(Extracted records)
○ ○ ○ ○ ○
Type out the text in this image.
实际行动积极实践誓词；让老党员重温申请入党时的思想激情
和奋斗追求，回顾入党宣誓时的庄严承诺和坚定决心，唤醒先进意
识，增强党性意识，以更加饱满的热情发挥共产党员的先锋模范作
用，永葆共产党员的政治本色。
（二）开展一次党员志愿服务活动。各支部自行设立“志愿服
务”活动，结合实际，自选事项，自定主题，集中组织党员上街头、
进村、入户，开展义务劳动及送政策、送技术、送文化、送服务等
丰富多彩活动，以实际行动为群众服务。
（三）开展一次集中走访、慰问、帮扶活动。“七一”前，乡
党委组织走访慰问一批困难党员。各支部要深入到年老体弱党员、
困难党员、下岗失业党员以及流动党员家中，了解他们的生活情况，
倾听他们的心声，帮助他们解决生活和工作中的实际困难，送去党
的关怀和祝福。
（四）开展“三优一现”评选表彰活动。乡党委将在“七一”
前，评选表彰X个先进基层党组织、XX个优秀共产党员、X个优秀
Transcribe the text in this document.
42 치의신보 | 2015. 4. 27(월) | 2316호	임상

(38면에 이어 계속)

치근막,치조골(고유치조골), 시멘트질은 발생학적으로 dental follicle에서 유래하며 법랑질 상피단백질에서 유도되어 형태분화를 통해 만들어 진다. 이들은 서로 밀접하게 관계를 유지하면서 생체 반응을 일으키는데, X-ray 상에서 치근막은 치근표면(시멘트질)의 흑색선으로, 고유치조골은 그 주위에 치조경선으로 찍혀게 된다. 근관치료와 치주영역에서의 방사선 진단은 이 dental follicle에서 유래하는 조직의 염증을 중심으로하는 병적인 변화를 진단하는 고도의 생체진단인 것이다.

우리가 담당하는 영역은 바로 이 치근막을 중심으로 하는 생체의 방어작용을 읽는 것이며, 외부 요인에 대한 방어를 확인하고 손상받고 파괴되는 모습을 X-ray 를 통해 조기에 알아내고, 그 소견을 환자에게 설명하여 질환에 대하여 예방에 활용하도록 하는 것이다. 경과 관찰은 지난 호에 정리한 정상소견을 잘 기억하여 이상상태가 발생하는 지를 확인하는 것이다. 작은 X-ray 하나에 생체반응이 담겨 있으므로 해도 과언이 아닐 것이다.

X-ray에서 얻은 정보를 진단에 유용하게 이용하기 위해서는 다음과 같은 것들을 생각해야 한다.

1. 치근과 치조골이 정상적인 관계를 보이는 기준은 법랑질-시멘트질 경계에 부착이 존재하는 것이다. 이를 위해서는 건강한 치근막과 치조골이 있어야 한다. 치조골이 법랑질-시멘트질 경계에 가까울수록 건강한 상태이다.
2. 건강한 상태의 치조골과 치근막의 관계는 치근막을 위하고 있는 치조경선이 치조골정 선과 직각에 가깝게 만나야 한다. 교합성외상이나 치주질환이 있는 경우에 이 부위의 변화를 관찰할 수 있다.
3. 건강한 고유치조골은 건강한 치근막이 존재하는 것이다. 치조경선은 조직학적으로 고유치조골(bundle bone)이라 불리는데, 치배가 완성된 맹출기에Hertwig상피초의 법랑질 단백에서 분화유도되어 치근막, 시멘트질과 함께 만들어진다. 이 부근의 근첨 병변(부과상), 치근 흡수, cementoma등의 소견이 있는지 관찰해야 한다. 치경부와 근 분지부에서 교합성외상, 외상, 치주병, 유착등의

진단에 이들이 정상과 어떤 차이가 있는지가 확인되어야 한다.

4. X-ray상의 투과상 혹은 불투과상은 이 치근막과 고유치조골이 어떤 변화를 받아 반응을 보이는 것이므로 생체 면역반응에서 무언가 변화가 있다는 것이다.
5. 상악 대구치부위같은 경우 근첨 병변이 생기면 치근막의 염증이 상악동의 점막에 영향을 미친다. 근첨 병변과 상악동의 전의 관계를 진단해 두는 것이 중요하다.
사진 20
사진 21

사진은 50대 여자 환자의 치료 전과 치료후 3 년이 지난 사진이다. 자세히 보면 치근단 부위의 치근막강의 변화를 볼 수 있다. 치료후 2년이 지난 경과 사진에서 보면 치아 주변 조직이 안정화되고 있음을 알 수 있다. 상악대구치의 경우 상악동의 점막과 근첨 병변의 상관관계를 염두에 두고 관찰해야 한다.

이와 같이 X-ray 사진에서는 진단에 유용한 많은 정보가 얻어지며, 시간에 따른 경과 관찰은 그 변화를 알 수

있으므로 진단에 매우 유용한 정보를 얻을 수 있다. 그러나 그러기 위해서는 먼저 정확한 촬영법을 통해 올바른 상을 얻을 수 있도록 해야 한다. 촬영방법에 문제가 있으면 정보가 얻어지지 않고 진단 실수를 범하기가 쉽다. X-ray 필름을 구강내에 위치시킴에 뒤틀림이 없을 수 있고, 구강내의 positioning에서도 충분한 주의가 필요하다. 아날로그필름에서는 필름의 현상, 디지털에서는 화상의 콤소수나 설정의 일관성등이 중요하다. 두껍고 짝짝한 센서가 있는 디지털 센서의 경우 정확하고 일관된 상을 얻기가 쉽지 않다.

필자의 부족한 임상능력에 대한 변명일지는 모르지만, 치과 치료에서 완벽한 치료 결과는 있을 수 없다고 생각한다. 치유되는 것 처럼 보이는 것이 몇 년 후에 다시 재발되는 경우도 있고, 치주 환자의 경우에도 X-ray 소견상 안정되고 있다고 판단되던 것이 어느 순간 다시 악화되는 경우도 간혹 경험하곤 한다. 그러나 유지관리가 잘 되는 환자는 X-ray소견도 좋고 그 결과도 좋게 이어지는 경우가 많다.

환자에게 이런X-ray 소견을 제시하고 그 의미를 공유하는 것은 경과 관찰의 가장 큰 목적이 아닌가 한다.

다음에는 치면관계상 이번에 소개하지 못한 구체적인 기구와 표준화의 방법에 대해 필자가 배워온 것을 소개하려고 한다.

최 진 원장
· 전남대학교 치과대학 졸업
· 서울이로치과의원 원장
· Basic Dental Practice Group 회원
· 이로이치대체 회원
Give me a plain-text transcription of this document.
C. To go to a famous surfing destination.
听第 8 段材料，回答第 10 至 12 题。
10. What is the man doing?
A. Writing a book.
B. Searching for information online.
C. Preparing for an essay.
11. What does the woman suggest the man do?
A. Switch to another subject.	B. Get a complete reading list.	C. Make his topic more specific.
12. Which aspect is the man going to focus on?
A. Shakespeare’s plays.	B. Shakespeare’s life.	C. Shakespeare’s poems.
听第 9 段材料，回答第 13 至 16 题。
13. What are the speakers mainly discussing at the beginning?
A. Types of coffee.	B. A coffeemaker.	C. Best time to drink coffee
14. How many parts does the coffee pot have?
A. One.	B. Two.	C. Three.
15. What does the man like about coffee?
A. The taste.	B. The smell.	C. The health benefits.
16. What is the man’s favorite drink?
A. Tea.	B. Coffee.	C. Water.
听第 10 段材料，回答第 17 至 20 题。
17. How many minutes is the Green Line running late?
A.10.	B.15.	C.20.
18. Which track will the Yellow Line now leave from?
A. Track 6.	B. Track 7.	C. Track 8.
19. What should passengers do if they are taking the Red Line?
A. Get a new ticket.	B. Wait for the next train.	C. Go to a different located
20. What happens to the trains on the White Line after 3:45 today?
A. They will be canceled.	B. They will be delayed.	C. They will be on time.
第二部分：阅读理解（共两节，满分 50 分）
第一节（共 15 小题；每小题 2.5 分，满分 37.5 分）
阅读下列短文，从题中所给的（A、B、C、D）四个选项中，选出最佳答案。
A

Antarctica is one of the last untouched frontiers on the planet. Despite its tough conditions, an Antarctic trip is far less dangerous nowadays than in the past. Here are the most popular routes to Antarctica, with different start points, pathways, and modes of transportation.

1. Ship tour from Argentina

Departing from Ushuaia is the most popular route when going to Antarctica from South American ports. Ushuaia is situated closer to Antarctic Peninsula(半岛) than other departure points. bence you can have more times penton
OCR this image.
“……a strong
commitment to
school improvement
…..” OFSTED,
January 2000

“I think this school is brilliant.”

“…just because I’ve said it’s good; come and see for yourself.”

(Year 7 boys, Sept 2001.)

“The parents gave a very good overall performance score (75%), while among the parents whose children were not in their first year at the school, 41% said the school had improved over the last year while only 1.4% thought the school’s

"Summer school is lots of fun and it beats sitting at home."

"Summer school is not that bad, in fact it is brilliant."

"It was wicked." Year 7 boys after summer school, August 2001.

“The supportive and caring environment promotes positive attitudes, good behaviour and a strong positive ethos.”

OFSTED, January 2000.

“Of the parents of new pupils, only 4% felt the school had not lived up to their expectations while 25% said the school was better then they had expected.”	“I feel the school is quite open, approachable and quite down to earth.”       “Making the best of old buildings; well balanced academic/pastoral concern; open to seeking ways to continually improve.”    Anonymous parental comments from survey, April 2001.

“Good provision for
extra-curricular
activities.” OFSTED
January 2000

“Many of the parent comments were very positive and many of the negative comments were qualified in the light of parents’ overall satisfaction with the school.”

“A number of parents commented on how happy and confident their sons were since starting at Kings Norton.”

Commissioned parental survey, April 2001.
○ ○ ○ ○ ○
• Exercise
Copy only the stretch running from the line containing "OCR this image." to the final line of the entries, both ends included, exactly as it stands.

• Written response
OCR this image.
“……a strong
commitment to
school improvement
…..” OFSTED,
January 2000

“I think this school is brilliant.”

“…just because I’ve said it’s good; come and see for yourself.”

(Year 7 boys, Sept 2001.)

“The parents gave a very good overall performance score (75%), while among the parents whose children were not in their first year at the school, 41% said the school had improved over the last year while only 1.4% thought the school’s

"Summer school is lots of fun and it beats sitting at home."

"Summer school is not that bad, in fact it is brilliant."

"It was wicked." Year 7 boys after summer school, August 2001.

“The supportive and caring environment promotes positive attitudes, good behaviour and a strong positive ethos.”

OFSTED, January 2000.

“Of the parents of new pupils, only 4% felt the school had not lived up to their expectations while 25% said the school was better then they had expected.”	“I feel the school is quite open, approachable and quite down to earth.”       “Making the best of old buildings; well balanced academic/pastoral concern; open to seeking ways to continually improve.”    Anonymous parental comments from survey, April 2001.

“Good provision for
extra-curricular
activities.” OFSTED
January 2000

“Many of the parent comments were very positive and many of the negative comments were qualified in the light of parents’ overall satisfaction with the school.”

“A number of parents commented on how happy and confident their sons were since starting at Kings Norton.”

Commissioned parental survey, April 2001.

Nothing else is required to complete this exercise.